:: Provided records ::

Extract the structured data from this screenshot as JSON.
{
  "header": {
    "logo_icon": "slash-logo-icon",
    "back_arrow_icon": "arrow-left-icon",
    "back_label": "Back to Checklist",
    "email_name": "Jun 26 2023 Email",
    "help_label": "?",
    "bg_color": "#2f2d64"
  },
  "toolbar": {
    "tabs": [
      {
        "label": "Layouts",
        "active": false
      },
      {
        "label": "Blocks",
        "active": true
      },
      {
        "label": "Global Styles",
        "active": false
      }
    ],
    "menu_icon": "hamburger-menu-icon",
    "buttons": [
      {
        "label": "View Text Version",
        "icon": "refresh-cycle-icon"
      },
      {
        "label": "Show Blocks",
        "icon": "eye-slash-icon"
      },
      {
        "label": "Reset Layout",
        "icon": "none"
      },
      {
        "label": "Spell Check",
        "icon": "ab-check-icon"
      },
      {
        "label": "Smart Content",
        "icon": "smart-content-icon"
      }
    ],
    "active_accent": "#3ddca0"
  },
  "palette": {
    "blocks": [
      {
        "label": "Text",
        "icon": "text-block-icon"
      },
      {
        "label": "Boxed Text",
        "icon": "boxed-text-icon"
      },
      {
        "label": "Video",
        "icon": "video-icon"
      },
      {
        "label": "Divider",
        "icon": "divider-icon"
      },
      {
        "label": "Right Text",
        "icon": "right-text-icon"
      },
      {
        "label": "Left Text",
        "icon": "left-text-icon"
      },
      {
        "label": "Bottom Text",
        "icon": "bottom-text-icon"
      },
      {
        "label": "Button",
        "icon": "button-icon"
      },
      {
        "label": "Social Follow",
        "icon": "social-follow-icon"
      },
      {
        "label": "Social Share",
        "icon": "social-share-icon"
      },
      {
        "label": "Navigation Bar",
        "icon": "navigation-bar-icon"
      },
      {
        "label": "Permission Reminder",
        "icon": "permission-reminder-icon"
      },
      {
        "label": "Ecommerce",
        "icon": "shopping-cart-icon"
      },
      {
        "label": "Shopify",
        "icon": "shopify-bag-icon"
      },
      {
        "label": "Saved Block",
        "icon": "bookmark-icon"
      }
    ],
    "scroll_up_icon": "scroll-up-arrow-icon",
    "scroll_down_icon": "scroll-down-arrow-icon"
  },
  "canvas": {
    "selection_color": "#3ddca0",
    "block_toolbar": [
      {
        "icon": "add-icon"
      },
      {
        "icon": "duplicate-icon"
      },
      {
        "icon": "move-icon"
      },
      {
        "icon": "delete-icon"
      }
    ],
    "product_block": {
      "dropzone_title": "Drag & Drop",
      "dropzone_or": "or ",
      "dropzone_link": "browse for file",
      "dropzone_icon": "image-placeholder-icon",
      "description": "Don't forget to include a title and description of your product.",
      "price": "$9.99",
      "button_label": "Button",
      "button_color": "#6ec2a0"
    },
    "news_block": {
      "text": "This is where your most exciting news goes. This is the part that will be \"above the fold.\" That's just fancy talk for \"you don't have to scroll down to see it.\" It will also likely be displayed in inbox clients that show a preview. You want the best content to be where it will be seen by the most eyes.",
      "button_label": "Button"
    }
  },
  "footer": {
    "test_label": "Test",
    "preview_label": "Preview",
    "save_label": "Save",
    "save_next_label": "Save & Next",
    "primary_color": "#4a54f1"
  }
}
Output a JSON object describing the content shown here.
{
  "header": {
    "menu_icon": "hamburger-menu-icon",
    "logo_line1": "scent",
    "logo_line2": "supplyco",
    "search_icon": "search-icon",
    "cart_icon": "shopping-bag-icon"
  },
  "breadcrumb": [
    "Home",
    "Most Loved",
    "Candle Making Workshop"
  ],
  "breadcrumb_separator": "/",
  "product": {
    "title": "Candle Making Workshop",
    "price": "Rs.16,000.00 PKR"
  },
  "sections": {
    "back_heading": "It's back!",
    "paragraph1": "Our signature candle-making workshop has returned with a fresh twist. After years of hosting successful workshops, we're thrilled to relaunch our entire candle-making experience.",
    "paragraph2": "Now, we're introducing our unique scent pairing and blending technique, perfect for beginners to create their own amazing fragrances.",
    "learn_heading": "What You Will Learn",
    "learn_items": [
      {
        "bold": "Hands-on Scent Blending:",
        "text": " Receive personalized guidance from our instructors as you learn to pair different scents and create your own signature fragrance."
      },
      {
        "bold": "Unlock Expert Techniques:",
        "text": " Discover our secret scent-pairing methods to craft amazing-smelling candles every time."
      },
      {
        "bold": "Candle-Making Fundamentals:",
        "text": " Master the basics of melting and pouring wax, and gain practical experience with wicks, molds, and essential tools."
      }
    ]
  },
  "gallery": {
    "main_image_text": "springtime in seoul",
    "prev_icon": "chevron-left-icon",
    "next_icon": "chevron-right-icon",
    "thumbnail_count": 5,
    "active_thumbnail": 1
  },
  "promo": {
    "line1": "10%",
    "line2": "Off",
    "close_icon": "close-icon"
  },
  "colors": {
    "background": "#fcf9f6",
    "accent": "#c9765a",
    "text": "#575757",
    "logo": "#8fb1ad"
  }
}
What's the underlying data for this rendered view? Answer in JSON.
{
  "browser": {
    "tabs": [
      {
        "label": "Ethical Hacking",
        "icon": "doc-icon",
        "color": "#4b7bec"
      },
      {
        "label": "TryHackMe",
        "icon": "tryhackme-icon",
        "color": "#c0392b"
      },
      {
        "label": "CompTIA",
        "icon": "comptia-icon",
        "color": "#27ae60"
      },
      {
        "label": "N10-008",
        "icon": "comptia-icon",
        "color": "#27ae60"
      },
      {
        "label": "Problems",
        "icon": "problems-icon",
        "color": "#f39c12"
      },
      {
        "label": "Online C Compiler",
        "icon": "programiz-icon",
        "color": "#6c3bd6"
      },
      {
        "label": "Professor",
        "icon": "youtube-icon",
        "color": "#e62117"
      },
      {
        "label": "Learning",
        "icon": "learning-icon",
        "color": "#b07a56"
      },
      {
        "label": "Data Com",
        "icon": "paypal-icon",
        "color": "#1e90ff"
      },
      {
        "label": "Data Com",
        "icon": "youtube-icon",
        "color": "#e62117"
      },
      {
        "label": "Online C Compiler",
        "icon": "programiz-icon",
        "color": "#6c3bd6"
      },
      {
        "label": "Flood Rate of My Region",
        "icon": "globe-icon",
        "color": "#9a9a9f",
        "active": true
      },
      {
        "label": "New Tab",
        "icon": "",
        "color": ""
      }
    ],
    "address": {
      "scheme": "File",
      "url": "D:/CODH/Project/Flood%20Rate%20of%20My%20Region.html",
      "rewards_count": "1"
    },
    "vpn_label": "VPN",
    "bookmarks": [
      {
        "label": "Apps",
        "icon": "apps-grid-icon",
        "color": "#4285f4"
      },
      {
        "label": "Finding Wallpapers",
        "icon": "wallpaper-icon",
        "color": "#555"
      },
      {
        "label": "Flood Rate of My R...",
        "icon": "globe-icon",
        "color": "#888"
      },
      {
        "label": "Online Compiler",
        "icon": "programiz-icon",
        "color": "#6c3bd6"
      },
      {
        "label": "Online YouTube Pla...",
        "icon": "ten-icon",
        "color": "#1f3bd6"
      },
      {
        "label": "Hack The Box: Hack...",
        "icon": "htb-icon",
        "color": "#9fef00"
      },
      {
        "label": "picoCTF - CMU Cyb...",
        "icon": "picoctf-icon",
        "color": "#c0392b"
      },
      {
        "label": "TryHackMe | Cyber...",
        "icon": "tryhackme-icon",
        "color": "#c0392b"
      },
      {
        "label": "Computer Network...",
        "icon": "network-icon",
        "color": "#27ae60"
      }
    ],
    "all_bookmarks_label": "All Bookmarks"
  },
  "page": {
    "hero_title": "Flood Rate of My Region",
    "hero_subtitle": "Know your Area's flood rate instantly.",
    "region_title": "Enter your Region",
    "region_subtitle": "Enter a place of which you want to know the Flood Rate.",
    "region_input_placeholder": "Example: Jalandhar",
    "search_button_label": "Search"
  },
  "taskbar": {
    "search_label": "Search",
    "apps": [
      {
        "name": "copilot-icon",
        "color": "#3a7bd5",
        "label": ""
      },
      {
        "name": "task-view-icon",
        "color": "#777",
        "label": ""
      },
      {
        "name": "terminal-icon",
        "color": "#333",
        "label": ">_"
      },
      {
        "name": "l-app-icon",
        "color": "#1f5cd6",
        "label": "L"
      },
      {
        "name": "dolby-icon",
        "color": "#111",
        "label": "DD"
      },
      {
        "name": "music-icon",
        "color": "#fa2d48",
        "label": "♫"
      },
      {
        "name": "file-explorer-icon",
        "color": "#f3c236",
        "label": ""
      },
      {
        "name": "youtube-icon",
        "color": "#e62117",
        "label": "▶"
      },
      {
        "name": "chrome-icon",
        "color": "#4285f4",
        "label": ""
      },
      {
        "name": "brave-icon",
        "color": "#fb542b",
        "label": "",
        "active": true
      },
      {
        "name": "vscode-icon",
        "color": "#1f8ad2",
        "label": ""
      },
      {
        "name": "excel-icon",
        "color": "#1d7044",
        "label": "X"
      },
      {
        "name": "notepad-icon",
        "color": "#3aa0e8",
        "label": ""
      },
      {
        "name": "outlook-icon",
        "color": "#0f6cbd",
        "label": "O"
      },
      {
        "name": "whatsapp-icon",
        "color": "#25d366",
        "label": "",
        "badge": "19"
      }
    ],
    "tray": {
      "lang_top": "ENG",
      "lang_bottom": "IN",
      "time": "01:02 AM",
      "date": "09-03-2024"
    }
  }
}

:::

__Goal__
Tally the lines in this data that hold the word "experience" and state only the count.

__Worked solution__
2